Figure content listings →
----------

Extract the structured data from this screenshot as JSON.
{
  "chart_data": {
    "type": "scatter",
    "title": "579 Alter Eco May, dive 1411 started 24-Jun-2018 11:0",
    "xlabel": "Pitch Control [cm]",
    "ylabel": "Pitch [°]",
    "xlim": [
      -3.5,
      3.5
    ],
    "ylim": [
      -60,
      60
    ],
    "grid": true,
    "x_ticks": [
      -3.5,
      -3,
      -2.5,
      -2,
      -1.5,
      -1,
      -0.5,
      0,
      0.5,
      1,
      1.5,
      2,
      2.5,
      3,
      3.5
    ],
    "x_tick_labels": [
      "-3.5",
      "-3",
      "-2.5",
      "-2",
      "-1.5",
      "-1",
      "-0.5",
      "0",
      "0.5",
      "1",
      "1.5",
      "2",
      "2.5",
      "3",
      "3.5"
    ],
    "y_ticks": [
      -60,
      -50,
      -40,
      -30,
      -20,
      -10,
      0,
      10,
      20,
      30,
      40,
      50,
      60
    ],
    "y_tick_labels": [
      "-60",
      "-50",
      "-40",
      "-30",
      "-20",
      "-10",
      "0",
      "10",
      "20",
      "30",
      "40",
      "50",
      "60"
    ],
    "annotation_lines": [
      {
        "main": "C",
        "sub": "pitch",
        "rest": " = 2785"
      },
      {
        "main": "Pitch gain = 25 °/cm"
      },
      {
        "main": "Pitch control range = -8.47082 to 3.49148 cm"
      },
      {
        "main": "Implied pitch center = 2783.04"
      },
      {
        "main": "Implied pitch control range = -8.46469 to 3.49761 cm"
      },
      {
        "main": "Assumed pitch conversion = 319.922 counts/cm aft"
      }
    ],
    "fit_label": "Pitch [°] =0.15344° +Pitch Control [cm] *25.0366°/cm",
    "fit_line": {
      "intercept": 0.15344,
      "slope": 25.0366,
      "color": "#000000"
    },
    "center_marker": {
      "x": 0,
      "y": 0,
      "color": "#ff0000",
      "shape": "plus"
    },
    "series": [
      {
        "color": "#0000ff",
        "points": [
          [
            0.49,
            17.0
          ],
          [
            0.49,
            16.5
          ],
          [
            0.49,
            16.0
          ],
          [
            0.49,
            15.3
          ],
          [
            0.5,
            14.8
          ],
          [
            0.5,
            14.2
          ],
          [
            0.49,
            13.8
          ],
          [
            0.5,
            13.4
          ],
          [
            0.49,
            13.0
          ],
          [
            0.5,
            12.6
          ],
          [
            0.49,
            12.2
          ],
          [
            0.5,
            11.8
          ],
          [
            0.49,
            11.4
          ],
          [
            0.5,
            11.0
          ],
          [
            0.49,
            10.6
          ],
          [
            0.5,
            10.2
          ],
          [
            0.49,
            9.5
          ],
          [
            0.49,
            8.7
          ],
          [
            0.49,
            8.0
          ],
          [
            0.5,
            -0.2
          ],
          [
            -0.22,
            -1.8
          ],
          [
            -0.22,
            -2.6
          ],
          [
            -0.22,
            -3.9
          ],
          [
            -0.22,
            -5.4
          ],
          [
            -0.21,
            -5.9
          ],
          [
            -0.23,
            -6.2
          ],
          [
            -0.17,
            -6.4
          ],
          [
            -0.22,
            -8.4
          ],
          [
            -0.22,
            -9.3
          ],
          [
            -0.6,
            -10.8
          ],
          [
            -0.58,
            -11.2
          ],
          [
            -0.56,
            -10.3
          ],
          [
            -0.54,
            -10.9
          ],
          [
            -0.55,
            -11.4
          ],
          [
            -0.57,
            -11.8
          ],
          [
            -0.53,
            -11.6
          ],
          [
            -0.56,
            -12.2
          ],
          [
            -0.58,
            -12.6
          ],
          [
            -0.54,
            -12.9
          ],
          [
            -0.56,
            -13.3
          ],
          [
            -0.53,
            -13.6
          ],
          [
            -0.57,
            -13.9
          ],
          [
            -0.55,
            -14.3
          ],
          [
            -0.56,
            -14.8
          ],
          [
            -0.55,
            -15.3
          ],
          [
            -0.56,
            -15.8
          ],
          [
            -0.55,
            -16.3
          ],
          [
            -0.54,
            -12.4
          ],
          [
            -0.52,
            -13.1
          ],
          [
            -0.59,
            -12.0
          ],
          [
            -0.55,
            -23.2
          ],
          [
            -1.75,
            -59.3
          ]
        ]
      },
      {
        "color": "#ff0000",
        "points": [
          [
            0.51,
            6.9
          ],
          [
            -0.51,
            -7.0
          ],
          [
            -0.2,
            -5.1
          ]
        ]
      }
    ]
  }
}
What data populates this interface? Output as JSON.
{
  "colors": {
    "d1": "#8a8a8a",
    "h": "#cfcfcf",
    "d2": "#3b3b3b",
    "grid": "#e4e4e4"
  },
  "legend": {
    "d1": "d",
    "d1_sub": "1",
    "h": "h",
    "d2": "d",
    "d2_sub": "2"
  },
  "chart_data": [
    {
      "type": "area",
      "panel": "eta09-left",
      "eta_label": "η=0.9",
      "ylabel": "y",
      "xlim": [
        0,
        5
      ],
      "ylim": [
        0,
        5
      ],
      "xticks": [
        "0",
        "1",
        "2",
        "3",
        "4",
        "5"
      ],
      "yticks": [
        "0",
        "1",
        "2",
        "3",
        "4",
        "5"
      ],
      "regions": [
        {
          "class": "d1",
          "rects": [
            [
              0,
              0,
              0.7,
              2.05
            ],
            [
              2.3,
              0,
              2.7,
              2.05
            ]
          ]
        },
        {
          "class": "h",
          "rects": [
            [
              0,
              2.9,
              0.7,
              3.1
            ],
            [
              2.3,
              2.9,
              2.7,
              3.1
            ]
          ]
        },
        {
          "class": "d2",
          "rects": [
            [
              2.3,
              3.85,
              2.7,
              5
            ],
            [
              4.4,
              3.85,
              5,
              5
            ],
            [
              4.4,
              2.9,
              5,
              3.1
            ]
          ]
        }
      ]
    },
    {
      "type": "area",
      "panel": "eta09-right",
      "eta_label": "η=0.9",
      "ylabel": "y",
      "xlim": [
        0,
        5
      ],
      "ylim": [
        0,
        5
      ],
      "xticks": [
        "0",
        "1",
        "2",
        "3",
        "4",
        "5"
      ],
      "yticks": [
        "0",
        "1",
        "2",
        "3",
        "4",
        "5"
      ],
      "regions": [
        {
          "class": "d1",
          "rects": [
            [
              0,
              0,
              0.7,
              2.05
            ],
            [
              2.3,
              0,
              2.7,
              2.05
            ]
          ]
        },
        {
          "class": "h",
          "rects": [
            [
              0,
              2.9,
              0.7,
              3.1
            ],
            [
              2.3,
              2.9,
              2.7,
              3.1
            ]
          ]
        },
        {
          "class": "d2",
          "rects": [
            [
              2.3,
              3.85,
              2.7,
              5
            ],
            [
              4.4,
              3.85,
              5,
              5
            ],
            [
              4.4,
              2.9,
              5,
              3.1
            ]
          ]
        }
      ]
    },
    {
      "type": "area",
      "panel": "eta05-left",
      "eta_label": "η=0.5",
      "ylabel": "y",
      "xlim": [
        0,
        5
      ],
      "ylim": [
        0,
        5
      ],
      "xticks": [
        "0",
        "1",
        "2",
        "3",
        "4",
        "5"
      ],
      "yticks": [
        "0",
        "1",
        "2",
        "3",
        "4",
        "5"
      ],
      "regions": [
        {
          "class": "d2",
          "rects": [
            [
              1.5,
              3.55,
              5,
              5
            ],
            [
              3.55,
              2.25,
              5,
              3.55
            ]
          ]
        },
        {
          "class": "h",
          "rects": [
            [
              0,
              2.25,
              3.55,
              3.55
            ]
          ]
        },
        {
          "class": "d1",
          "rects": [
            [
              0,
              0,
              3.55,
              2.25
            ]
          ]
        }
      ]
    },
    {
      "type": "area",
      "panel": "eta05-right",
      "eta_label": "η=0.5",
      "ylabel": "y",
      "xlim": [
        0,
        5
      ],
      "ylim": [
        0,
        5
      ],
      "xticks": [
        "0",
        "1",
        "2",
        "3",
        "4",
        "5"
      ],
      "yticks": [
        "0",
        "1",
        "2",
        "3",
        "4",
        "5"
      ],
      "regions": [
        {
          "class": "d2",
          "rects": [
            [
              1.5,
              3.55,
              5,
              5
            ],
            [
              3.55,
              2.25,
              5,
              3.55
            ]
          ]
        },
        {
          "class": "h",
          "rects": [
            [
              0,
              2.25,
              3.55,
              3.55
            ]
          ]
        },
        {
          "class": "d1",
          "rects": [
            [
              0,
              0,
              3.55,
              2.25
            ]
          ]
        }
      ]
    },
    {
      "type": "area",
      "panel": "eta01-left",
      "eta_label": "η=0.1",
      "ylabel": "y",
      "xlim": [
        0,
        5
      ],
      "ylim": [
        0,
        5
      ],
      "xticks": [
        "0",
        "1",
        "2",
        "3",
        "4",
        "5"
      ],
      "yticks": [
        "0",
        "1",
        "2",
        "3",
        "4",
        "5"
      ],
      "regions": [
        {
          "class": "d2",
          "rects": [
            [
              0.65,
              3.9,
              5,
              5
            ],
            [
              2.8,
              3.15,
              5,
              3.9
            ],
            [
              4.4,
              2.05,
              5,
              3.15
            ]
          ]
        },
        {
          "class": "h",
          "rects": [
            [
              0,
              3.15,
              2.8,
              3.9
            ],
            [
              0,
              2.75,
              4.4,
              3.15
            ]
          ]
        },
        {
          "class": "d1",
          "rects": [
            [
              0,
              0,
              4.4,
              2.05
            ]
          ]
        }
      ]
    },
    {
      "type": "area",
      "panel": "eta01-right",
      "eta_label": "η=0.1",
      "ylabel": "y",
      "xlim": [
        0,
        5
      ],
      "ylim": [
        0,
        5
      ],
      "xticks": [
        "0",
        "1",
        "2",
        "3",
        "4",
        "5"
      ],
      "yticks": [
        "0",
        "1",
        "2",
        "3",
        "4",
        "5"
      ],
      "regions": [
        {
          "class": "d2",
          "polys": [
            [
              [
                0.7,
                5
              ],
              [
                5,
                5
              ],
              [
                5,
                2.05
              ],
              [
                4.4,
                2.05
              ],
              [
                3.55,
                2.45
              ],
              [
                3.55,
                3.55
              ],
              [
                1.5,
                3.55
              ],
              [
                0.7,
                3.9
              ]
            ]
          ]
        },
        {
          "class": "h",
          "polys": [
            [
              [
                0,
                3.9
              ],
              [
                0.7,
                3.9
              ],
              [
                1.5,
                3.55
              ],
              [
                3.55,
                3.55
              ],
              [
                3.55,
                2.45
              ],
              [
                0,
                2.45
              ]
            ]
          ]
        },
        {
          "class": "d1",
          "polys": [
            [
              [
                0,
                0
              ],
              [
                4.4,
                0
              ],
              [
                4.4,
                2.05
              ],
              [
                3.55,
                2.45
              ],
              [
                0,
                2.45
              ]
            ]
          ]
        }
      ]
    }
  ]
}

----------

Task details →
From the entries above, copy every line that holds the word "left".

The completed task →
      "panel": "eta09-left",
      "panel": "eta05-left",
      "panel": "eta01-left",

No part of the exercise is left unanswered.